[Begin DATA EXCERPTS]
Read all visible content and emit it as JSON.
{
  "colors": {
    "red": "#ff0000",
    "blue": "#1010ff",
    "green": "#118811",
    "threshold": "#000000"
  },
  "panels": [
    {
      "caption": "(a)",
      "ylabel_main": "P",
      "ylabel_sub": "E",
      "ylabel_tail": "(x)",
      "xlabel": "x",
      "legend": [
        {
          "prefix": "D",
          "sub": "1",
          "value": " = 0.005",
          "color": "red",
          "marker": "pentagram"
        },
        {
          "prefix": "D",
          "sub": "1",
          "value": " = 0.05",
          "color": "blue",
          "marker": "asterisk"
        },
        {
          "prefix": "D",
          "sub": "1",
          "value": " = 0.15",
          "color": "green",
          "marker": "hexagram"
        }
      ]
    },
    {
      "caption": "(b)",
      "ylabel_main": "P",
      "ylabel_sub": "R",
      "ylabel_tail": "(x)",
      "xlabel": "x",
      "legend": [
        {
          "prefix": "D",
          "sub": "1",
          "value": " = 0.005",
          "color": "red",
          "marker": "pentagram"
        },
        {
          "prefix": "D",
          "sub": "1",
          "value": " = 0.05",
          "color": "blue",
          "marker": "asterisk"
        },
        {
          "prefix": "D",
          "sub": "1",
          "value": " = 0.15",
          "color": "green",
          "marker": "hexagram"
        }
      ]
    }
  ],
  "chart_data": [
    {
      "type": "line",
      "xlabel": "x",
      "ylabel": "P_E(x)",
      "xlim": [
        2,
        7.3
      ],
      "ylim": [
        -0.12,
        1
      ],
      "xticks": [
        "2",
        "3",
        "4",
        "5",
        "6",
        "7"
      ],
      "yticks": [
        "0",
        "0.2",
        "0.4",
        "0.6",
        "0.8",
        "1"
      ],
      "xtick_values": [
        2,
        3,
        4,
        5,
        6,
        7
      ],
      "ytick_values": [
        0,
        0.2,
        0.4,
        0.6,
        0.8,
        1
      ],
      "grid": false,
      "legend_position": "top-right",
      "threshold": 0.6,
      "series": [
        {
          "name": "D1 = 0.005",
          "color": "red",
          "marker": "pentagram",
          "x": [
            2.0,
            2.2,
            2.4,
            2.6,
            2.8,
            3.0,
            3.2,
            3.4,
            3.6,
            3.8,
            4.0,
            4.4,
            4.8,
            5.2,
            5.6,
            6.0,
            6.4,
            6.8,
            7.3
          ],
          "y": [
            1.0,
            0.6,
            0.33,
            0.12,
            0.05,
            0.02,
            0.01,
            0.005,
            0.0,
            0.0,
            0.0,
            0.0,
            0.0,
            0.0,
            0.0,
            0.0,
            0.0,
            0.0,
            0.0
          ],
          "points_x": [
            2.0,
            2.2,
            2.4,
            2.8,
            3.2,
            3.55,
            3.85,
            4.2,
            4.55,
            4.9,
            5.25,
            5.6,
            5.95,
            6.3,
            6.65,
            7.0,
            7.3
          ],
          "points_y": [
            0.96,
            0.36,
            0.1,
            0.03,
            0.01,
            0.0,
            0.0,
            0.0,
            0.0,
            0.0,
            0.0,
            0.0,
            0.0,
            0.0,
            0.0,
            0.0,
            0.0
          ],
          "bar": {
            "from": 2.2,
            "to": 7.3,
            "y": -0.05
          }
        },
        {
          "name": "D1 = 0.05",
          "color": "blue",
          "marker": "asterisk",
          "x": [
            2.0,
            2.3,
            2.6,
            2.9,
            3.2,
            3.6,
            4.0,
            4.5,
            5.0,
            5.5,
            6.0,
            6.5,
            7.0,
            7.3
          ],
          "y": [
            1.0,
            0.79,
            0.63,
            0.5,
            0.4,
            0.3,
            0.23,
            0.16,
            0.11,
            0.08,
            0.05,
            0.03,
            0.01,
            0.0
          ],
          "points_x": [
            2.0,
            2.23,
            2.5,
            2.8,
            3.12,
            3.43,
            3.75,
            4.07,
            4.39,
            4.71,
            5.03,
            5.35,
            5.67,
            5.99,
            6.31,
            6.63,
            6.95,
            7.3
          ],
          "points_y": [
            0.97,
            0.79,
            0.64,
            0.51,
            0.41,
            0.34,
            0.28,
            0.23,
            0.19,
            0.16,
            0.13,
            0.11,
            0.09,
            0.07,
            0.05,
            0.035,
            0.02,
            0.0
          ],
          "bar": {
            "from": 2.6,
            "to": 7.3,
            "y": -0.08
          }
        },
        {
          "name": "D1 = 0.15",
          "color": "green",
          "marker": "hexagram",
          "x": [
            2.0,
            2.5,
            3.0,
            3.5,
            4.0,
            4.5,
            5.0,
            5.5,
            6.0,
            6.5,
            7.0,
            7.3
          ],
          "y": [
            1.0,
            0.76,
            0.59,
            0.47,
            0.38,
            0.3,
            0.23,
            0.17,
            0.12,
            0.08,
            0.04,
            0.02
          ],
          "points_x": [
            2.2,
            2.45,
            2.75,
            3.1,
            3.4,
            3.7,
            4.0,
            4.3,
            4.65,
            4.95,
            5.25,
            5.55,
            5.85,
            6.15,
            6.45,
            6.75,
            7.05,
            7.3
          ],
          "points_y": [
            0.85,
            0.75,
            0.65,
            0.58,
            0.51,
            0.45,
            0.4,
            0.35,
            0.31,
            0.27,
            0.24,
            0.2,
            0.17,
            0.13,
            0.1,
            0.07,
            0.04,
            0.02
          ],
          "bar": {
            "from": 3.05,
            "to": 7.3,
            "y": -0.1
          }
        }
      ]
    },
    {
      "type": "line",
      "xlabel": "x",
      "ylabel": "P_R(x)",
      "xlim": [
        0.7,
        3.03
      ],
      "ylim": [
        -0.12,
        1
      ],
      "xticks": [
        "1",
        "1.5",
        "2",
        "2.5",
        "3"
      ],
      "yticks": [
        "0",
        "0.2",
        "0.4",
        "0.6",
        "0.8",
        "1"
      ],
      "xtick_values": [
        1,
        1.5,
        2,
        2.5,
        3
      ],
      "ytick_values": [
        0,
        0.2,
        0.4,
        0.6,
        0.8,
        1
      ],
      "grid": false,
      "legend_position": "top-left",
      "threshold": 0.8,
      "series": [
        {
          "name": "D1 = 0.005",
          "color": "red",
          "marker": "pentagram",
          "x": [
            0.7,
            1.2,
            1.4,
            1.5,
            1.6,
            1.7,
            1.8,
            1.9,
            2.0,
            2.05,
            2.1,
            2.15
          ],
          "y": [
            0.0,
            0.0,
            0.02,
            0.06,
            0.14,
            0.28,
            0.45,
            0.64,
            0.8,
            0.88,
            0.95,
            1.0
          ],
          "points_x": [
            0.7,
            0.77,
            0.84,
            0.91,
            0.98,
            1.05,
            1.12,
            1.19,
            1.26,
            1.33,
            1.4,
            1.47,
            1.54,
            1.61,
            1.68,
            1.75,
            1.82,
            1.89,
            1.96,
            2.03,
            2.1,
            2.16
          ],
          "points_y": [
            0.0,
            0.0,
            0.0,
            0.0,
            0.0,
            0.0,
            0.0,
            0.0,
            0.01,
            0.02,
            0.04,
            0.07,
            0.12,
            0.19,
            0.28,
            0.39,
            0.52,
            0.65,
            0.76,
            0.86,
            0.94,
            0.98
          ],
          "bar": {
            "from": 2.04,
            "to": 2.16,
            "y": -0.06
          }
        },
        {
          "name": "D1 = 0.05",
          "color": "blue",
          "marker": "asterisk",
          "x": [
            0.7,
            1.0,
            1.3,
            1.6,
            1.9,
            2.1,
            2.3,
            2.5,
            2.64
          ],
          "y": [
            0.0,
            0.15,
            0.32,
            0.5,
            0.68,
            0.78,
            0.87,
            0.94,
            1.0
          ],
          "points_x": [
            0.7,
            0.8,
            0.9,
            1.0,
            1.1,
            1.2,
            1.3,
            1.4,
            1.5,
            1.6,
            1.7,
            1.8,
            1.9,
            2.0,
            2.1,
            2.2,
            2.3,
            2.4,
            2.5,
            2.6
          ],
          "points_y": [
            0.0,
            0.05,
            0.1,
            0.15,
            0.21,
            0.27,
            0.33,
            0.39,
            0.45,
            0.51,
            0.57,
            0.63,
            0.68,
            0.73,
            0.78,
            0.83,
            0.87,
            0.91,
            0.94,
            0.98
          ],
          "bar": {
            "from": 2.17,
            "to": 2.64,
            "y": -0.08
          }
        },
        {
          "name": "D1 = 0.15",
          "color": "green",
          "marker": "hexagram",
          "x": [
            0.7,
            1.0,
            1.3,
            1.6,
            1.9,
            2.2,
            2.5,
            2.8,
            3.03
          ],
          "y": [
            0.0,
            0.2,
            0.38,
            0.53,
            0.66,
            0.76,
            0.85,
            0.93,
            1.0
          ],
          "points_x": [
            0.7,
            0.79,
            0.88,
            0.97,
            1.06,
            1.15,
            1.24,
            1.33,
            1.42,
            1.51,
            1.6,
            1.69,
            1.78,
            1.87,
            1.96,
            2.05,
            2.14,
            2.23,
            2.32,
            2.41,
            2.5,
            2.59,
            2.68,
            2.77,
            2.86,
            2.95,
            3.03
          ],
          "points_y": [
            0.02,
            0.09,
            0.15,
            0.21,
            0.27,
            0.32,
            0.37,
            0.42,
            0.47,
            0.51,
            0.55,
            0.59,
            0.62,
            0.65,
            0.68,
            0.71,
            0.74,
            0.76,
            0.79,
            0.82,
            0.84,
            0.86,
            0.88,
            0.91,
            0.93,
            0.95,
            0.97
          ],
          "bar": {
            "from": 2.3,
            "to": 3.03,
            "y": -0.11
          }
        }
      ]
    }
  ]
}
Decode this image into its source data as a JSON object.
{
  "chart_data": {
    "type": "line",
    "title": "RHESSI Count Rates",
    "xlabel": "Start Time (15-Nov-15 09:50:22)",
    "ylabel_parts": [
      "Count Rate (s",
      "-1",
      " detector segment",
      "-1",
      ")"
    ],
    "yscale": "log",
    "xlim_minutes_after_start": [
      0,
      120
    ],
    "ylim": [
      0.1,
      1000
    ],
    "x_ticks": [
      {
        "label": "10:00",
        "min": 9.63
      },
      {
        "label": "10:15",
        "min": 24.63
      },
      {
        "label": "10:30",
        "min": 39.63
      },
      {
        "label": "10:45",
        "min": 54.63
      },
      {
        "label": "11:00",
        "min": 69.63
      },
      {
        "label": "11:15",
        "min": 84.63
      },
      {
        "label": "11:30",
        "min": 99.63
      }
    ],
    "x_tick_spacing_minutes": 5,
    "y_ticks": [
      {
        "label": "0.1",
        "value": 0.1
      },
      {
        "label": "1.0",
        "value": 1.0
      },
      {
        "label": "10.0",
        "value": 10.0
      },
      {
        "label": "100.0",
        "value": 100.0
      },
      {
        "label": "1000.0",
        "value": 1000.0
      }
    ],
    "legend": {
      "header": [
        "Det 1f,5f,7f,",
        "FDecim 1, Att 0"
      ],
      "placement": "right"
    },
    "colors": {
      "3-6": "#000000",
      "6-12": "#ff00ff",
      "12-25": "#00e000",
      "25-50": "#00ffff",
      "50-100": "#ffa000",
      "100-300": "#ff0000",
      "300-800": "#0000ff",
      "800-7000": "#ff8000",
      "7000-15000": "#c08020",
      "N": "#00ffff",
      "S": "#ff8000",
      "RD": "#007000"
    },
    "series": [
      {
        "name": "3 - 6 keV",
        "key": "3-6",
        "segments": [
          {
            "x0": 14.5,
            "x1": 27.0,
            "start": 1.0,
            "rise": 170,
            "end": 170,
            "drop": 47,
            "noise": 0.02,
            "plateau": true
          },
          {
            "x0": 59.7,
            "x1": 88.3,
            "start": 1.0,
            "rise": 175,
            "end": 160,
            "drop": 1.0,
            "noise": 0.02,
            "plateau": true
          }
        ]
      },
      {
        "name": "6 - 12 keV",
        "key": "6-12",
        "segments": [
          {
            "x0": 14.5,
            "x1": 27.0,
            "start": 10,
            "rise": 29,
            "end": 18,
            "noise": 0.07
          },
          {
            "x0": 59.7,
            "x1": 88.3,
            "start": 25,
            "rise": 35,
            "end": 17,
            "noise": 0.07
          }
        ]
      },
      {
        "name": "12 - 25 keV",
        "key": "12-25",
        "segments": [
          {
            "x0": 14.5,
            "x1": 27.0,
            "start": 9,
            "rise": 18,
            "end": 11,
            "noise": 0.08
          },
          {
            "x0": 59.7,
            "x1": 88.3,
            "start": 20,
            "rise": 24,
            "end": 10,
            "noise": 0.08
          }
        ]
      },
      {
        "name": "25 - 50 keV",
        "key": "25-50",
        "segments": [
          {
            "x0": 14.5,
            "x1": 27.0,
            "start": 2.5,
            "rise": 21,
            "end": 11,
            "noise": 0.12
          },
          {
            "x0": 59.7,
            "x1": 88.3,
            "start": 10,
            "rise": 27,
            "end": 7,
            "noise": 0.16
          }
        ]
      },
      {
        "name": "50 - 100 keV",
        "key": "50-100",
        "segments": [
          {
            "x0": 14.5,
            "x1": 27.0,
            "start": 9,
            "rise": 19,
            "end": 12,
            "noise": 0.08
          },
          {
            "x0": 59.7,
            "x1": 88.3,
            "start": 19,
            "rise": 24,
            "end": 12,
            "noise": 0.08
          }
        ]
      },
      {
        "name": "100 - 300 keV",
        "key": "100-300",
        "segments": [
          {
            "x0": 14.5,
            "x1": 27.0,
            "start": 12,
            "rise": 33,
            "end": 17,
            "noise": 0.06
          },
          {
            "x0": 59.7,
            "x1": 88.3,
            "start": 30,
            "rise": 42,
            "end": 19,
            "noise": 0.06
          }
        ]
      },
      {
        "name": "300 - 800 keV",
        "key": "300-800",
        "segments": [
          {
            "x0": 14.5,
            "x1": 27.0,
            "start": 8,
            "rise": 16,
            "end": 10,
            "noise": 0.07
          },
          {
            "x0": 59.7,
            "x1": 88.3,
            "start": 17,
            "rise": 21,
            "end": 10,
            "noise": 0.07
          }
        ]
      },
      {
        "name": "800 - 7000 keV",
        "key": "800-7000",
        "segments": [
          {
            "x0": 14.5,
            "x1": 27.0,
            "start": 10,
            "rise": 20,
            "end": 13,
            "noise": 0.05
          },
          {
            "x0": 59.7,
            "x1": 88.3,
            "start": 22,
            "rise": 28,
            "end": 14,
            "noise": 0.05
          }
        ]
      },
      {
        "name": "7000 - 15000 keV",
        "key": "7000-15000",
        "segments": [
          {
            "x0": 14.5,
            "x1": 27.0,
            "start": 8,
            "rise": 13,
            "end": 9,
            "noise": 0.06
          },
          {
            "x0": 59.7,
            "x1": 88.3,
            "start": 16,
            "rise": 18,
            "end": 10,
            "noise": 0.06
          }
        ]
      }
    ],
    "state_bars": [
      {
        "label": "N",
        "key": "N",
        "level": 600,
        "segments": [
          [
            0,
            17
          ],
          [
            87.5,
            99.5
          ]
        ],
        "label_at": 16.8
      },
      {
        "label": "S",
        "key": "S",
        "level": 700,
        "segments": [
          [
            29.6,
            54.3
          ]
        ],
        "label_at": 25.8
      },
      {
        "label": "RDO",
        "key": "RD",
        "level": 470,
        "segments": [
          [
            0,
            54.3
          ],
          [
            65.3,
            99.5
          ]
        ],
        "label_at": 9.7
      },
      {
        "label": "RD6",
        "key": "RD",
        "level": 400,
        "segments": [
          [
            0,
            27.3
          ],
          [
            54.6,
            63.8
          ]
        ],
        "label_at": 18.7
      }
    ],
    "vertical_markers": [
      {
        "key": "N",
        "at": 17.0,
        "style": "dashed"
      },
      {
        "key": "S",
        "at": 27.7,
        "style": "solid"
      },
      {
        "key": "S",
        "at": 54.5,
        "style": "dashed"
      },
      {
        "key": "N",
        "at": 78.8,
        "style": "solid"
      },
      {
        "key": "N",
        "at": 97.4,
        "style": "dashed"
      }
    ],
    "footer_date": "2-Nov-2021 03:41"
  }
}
[End DATA EXCERPTS]
[REQUIREMENT]:
What is the number of lines in the data that hold the word "threshold"? Reply with that number and nothing else.

[EXERCISE ANSWER]:
3